- **INSTRUCTIONS TO FOLLOW**: Repeat the full listing below verbatim and keep the images out.

Start of MATERIAL SHOWN

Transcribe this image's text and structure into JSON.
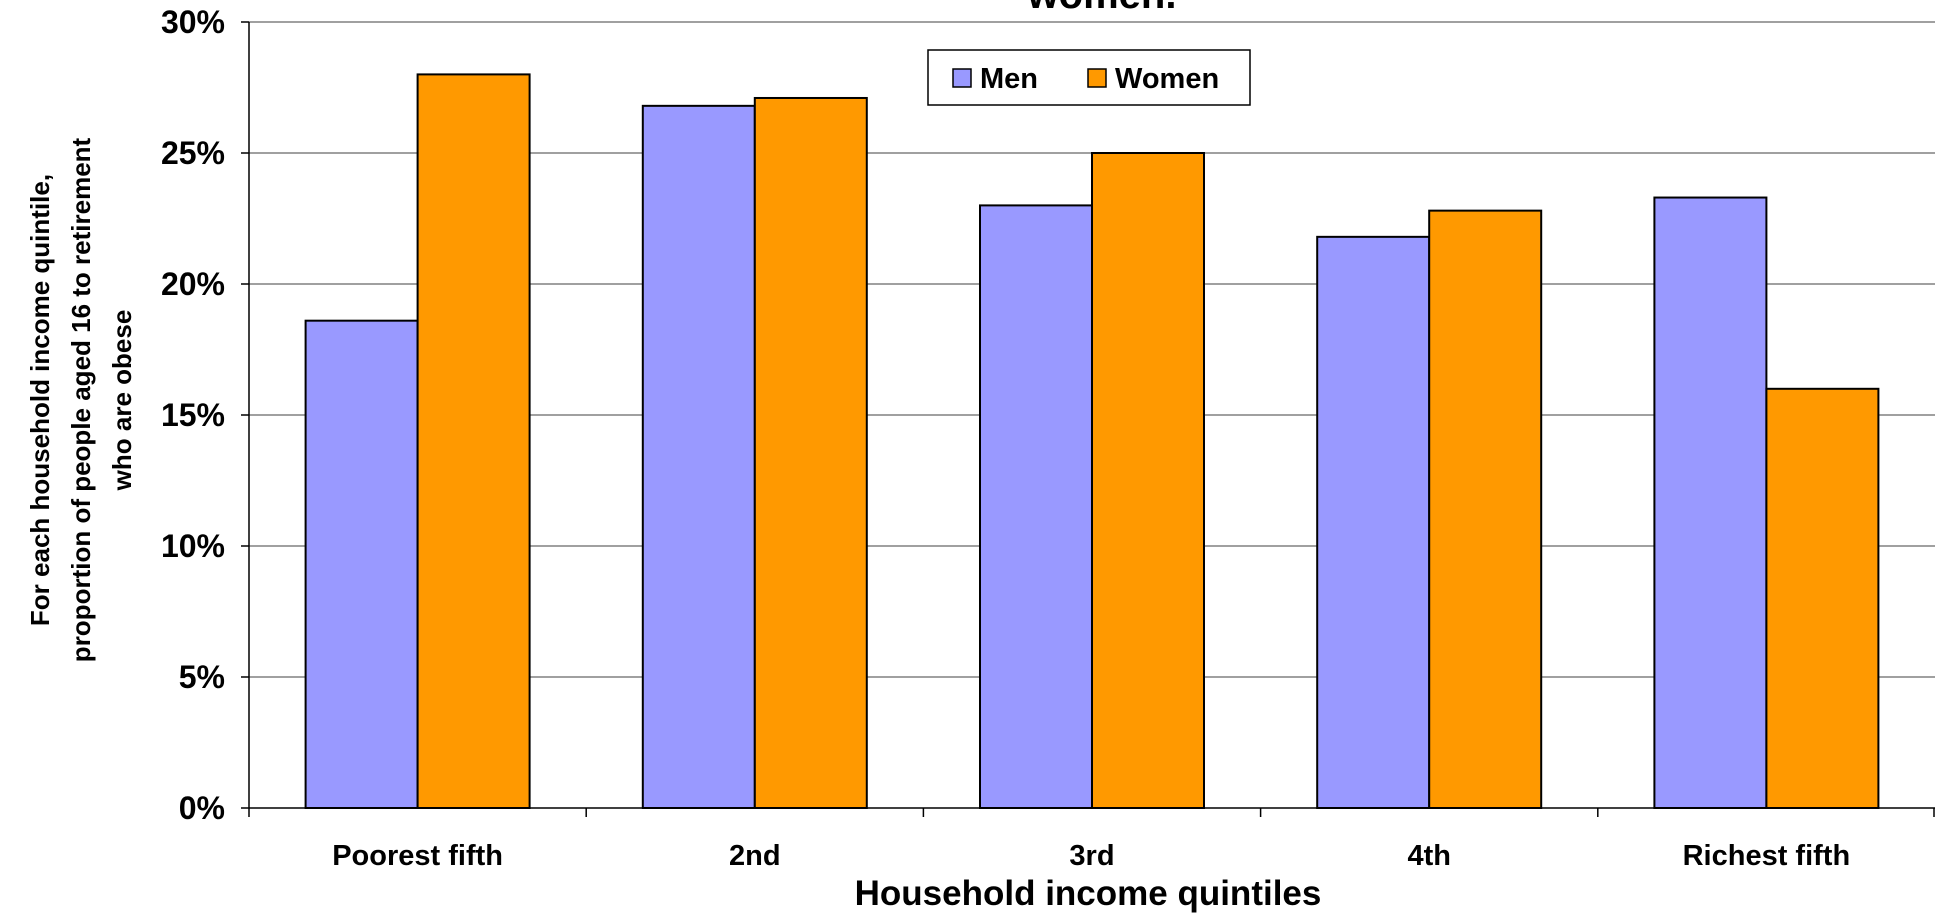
{
  "chart_data": {
    "type": "bar",
    "title": "women.",
    "xlabel": "Household income quintiles",
    "ylabel": [
      "For each household income quintile,",
      "proportion of people aged 16 to retirement",
      "who are obese"
    ],
    "categories": [
      "Poorest fifth",
      "2nd",
      "3rd",
      "4th",
      "Richest fifth"
    ],
    "series": [
      {
        "name": "Men",
        "color": "#9999ff",
        "values": [
          18.6,
          26.8,
          23.0,
          21.8,
          23.3
        ]
      },
      {
        "name": "Women",
        "color": "#ff9900",
        "values": [
          28.0,
          27.1,
          25.0,
          22.8,
          16.0
        ]
      }
    ],
    "ylim": [
      0,
      30
    ],
    "yticks": [
      0,
      5,
      10,
      15,
      20,
      25,
      30
    ],
    "ytick_labels": [
      "0%",
      "5%",
      "10%",
      "15%",
      "20%",
      "25%",
      "30%"
    ],
    "grid": true,
    "legend_position": "top-center"
  }
}
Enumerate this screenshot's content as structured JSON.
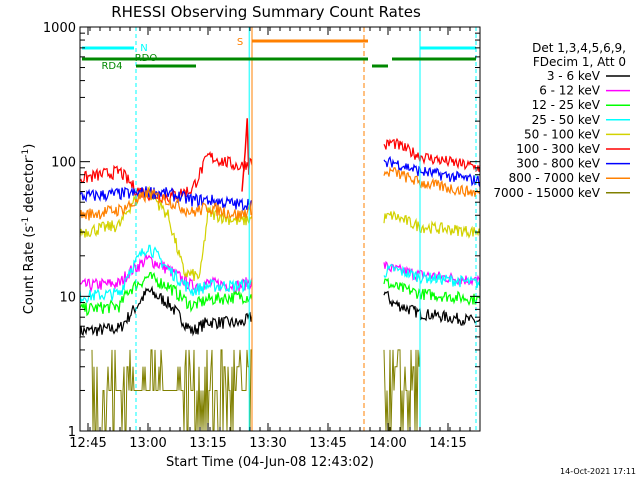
{
  "chart_data": {
    "type": "line",
    "title": "RHESSI Observing Summary Count Rates",
    "xlabel": "Start Time (04-Jun-08 12:43:02)",
    "ylabel": "Count Rate (s",
    "ylabel_sup": "-1",
    "ylabel_mid": " detector",
    "ylabel_end": ")",
    "y_scale": "log",
    "ylim": [
      1,
      1000
    ],
    "xlim_minutes": [
      0,
      100
    ],
    "x_ticks": [
      {
        "t": 2,
        "label": "12:45"
      },
      {
        "t": 17,
        "label": "13:00"
      },
      {
        "t": 32,
        "label": "13:15"
      },
      {
        "t": 47,
        "label": "13:30"
      },
      {
        "t": 62,
        "label": "13:45"
      },
      {
        "t": 77,
        "label": "14:00"
      },
      {
        "t": 92,
        "label": "14:15"
      }
    ],
    "y_ticks": [
      {
        "v": 1,
        "label": "1"
      },
      {
        "v": 10,
        "label": "10"
      },
      {
        "v": 100,
        "label": "100"
      },
      {
        "v": 1000,
        "label": "1000"
      }
    ],
    "legend_header": [
      "Det 1,3,4,5,6,9,",
      "FDecim 1, Att 0"
    ],
    "legend_position": "right",
    "timestamp": "14-Oct-2021 17:11",
    "series": [
      {
        "name": "3 - 6 keV",
        "color": "#000000"
      },
      {
        "name": "6 - 12 keV",
        "color": "#ff00ff"
      },
      {
        "name": "12 - 25 keV",
        "color": "#00ff00"
      },
      {
        "name": "25 - 50 keV",
        "color": "#00ffff"
      },
      {
        "name": "50 - 100 keV",
        "color": "#d2d200"
      },
      {
        "name": "100 - 300 keV",
        "color": "#ff0000"
      },
      {
        "name": "300 - 800 keV",
        "color": "#0000ff"
      },
      {
        "name": "800 - 7000 keV",
        "color": "#ff8000"
      },
      {
        "name": "7000 - 15000 keV",
        "color": "#808000"
      }
    ],
    "flags": [
      {
        "label": "N",
        "color": "#00ffff"
      },
      {
        "label": "RDO",
        "color": "#008800"
      },
      {
        "label": "RD4",
        "color": "#008800"
      },
      {
        "label": "S",
        "color": "#ff8000"
      }
    ]
  }
}
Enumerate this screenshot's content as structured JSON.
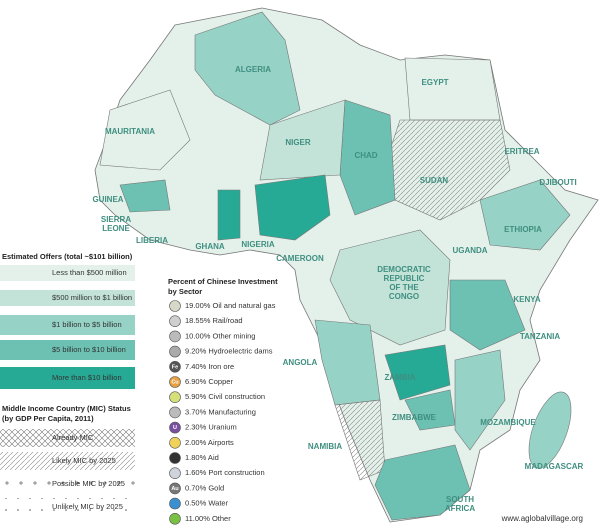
{
  "country_labels": [
    [
      "ALGERIA"
    ],
    [
      "EGYPT"
    ],
    [
      "ERITREA"
    ],
    [
      "MAURITANIA"
    ],
    [
      "NIGER"
    ],
    [
      "CHAD"
    ],
    [
      "SUDAN"
    ],
    [
      "DJIBOUTI"
    ],
    [
      "GUINEA"
    ],
    [
      "SIERRA",
      "LEONE"
    ],
    [
      "LIBERIA"
    ],
    [
      "GHANA"
    ],
    [
      "NIGERIA"
    ],
    [
      "CAMEROON"
    ],
    [
      "ETHIOPIA"
    ],
    [
      "UGANDA"
    ],
    [
      "DEMOCRATIC",
      "REPUBLIC",
      "OF THE",
      "CONGO"
    ],
    [
      "KENYA"
    ],
    [
      "TANZANIA"
    ],
    [
      "ANGOLA"
    ],
    [
      "ZAMBIA"
    ],
    [
      "ZIMBABWE"
    ],
    [
      "MOZAMBIQUE"
    ],
    [
      "NAMIBIA"
    ],
    [
      "MADAGASCAR"
    ],
    [
      "SOUTH",
      "AFRICA"
    ]
  ],
  "offers_legend": {
    "title": "Estimated Offers (total ~$101 billion)",
    "items": [
      {
        "label": "Less than $500 million",
        "color": "#e3f1ea"
      },
      {
        "label": "$500 million to $1 billion",
        "color": "#c3e3d8"
      },
      {
        "label": "$1 billion to $5 billion",
        "color": "#96d2c6"
      },
      {
        "label": "$5 billion to $10 billion",
        "color": "#6cc1b3"
      },
      {
        "label": "More than $10 billion",
        "color": "#27aa95"
      }
    ]
  },
  "mic_legend": {
    "title": [
      "Middle Income Country (MIC) Status",
      "(by GDP Per Capita, 2011)"
    ],
    "items": [
      {
        "label": "Already MIC",
        "pattern": "cross"
      },
      {
        "label": "Likely MIC by 2025",
        "pattern": "diag"
      },
      {
        "label": "Possible MIC by 2025",
        "pattern": "plus"
      },
      {
        "label": "Unlikely MIC by 2025",
        "pattern": "dot"
      }
    ]
  },
  "sector_legend": {
    "title": [
      "Percent of Chinese Investment",
      "by Sector"
    ],
    "items": [
      {
        "text": "19.00% Oil and natural gas",
        "icon": "",
        "color": "#d8d8c8"
      },
      {
        "text": "18.55% Rail/road",
        "icon": "",
        "color": "#cfcfcf"
      },
      {
        "text": "10.00% Other mining",
        "icon": "",
        "color": "#bbbbbb"
      },
      {
        "text": "9.20% Hydroelectric dams",
        "icon": "",
        "color": "#aaaaaa"
      },
      {
        "text": "7.40% Iron ore",
        "icon": "Fe",
        "color": "#555555"
      },
      {
        "text": "6.90% Copper",
        "icon": "Cu",
        "color": "#e8a040"
      },
      {
        "text": "5.90% Civil construction",
        "icon": "",
        "color": "#d6e07a"
      },
      {
        "text": "3.70% Manufacturing",
        "icon": "",
        "color": "#bbbbbb"
      },
      {
        "text": "2.30% Uranium",
        "icon": "U",
        "color": "#7b4fa0"
      },
      {
        "text": "2.00% Airports",
        "icon": "",
        "color": "#f0d25a"
      },
      {
        "text": "1.80% Aid",
        "icon": "",
        "color": "#333333"
      },
      {
        "text": "1.60% Port construction",
        "icon": "",
        "color": "#cfd3dc"
      },
      {
        "text": "0.70% Gold",
        "icon": "Au",
        "color": "#777777"
      },
      {
        "text": "0.50% Water",
        "icon": "",
        "color": "#3a90d0"
      },
      {
        "text": "11.00% Other",
        "icon": "",
        "color": "#7ac043"
      }
    ]
  },
  "credit": "www.aglobalvillage.org"
}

End of MATERIAL SHOWN

- **ANSWER**:
Transcribe this image's text and structure into JSON.
{
  "chart_data": {
    "type": "bar",
    "title": "women.",
    "xlabel": "Household income quintiles",
    "ylabel": [
      "For each household income quintile,",
      "proportion of people aged 16 to retirement",
      "who are obese"
    ],
    "categories": [
      "Poorest fifth",
      "2nd",
      "3rd",
      "4th",
      "Richest fifth"
    ],
    "series": [
      {
        "name": "Men",
        "color": "#9999ff",
        "values": [
          18.6,
          26.8,
          23.0,
          21.8,
          23.3
        ]
      },
      {
        "name": "Women",
        "color": "#ff9900",
        "values": [
          28.0,
          27.1,
          25.0,
          22.8,
          16.0
        ]
      }
    ],
    "ylim": [
      0,
      30
    ],
    "yticks": [
      0,
      5,
      10,
      15,
      20,
      25,
      30
    ],
    "ytick_labels": [
      "0%",
      "5%",
      "10%",
      "15%",
      "20%",
      "25%",
      "30%"
    ],
    "grid": true,
    "legend_position": "top-center"
  }
}
Enumerate this screenshot's content as structured JSON.
{
  "chart_data": {
    "type": "line",
    "title": "RHESSI Observing Summary Count Rates",
    "xlabel": "Start Time (04-Jun-08 12:43:02)",
    "ylabel": "Count Rate (s",
    "ylabel_sup": "-1",
    "ylabel_mid": " detector",
    "ylabel_end": ")",
    "y_scale": "log",
    "ylim": [
      1,
      1000
    ],
    "xlim_minutes": [
      0,
      100
    ],
    "x_ticks": [
      {
        "t": 2,
        "label": "12:45"
      },
      {
        "t": 17,
        "label": "13:00"
      },
      {
        "t": 32,
        "label": "13:15"
      },
      {
        "t": 47,
        "label": "13:30"
      },
      {
        "t": 62,
        "label": "13:45"
      },
      {
        "t": 77,
        "label": "14:00"
      },
      {
        "t": 92,
        "label": "14:15"
      }
    ],
    "y_ticks": [
      {
        "v": 1,
        "label": "1"
      },
      {
        "v": 10,
        "label": "10"
      },
      {
        "v": 100,
        "label": "100"
      },
      {
        "v": 1000,
        "label": "1000"
      }
    ],
    "legend_header": [
      "Det 1,3,4,5,6,9,",
      "FDecim 1, Att 0"
    ],
    "legend_position": "right",
    "timestamp": "14-Oct-2021 17:11",
    "series": [
      {
        "name": "3 - 6 keV",
        "color": "#000000"
      },
      {
        "name": "6 - 12 keV",
        "color": "#ff00ff"
      },
      {
        "name": "12 - 25 keV",
        "color": "#00ff00"
      },
      {
        "name": "25 - 50 keV",
        "color": "#00ffff"
      },
      {
        "name": "50 - 100 keV",
        "color": "#d2d200"
      },
      {
        "name": "100 - 300 keV",
        "color": "#ff0000"
      },
      {
        "name": "300 - 800 keV",
        "color": "#0000ff"
      },
      {
        "name": "800 - 7000 keV",
        "color": "#ff8000"
      },
      {
        "name": "7000 - 15000 keV",
        "color": "#808000"
      }
    ],
    "flags": [
      {
        "label": "N",
        "color": "#00ffff"
      },
      {
        "label": "RDO",
        "color": "#008800"
      },
      {
        "label": "RD4",
        "color": "#008800"
      },
      {
        "label": "S",
        "color": "#ff8000"
      }
    ]
  }
}
Enumerate this screenshot's content as structured JSON.
{
  "country_labels": [
    [
      "ALGERIA"
    ],
    [
      "EGYPT"
    ],
    [
      "ERITREA"
    ],
    [
      "MAURITANIA"
    ],
    [
      "NIGER"
    ],
    [
      "CHAD"
    ],
    [
      "SUDAN"
    ],
    [
      "DJIBOUTI"
    ],
    [
      "GUINEA"
    ],
    [
      "SIERRA",
      "LEONE"
    ],
    [
      "LIBERIA"
    ],
    [
      "GHANA"
    ],
    [
      "NIGERIA"
    ],
    [
      "CAMEROON"
    ],
    [
      "ETHIOPIA"
    ],
    [
      "UGANDA"
    ],
    [
      "DEMOCRATIC",
      "REPUBLIC",
      "OF THE",
      "CONGO"
    ],
    [
      "KENYA"
    ],
    [
      "TANZANIA"
    ],
    [
      "ANGOLA"
    ],
    [
      "ZAMBIA"
    ],
    [
      "ZIMBABWE"
    ],
    [
      "MOZAMBIQUE"
    ],
    [
      "NAMIBIA"
    ],
    [
      "MADAGASCAR"
    ],
    [
      "SOUTH",
      "AFRICA"
    ]
  ],
  "offers_legend": {
    "title": "Estimated Offers (total ~$101 billion)",
    "items": [
      {
        "label": "Less than $500 million",
        "color": "#e3f1ea"
      },
      {
        "label": "$500 million to $1 billion",
        "color": "#c3e3d8"
      },
      {
        "label": "$1 billion to $5 billion",
        "color": "#96d2c6"
      },
      {
        "label": "$5 billion to $10 billion",
        "color": "#6cc1b3"
      },
      {
        "label": "More than $10 billion",
        "color": "#27aa95"
      }
    ]
  },
  "mic_legend": {
    "title": [
      "Middle Income Country (MIC) Status",
      "(by GDP Per Capita, 2011)"
    ],
    "items": [
      {
        "label": "Already MIC",
        "pattern": "cross"
      },
      {
        "label": "Likely MIC by 2025",
        "pattern": "diag"
      },
      {
        "label": "Possible MIC by 2025",
        "pattern": "plus"
      },
      {
        "label": "Unlikely MIC by 2025",
        "pattern": "dot"
      }
    ]
  },
  "sector_legend": {
    "title": [
      "Percent of Chinese Investment",
      "by Sector"
    ],
    "items": [
      {
        "text": "19.00% Oil and natural gas",
        "icon": "",
        "color": "#d8d8c8"
      },
      {
        "text": "18.55% Rail/road",
        "icon": "",
        "color": "#cfcfcf"
      },
      {
        "text": "10.00% Other mining",
        "icon": "",
        "color": "#bbbbbb"
      },
      {
        "text": "9.20% Hydroelectric dams",
        "icon": "",
        "color": "#aaaaaa"
      },
      {
        "text": "7.40% Iron ore",
        "icon": "Fe",
        "color": "#555555"
      },
      {
        "text": "6.90% Copper",
        "icon": "Cu",
        "color": "#e8a040"
      },
      {
        "text": "5.90% Civil construction",
        "icon": "",
        "color": "#d6e07a"
      },
      {
        "text": "3.70% Manufacturing",
        "icon": "",
        "color": "#bbbbbb"
      },
      {
        "text": "2.30% Uranium",
        "icon": "U",
        "color": "#7b4fa0"
      },
      {
        "text": "2.00% Airports",
        "icon": "",
        "color": "#f0d25a"
      },
      {
        "text": "1.80% Aid",
        "icon": "",
        "color": "#333333"
      },
      {
        "text": "1.60% Port construction",
        "icon": "",
        "color": "#cfd3dc"
      },
      {
        "text": "0.70% Gold",
        "icon": "Au",
        "color": "#777777"
      },
      {
        "text": "0.50% Water",
        "icon": "",
        "color": "#3a90d0"
      },
      {
        "text": "11.00% Other",
        "icon": "",
        "color": "#7ac043"
      }
    ]
  },
  "credit": "www.aglobalvillage.org"
}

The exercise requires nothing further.